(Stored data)
- - - - - - -

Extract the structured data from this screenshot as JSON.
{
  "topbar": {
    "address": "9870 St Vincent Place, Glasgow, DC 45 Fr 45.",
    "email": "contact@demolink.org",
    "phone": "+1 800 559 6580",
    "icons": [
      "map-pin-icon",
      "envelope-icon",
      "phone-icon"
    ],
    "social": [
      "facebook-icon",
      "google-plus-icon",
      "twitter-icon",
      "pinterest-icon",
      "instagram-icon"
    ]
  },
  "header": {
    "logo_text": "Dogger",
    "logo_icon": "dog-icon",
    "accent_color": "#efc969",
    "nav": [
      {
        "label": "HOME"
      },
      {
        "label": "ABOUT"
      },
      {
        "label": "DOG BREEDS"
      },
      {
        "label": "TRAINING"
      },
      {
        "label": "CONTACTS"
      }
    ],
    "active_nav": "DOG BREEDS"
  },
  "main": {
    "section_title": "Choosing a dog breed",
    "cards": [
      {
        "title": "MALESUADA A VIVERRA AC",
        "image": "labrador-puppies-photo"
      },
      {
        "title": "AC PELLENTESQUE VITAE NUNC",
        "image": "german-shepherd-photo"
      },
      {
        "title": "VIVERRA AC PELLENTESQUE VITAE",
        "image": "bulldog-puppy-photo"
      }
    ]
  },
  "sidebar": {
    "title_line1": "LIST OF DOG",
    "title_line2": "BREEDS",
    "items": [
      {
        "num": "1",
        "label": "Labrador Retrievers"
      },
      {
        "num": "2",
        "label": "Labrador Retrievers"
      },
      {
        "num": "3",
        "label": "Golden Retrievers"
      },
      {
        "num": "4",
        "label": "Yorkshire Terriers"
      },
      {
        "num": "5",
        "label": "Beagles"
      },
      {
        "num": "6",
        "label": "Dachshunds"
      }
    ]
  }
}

- - - - - - -

▸ WHAT IS NEEDED
Determine how many lines in the records contain "label", and reply with the number only.

▸ TASK OUTPUT
11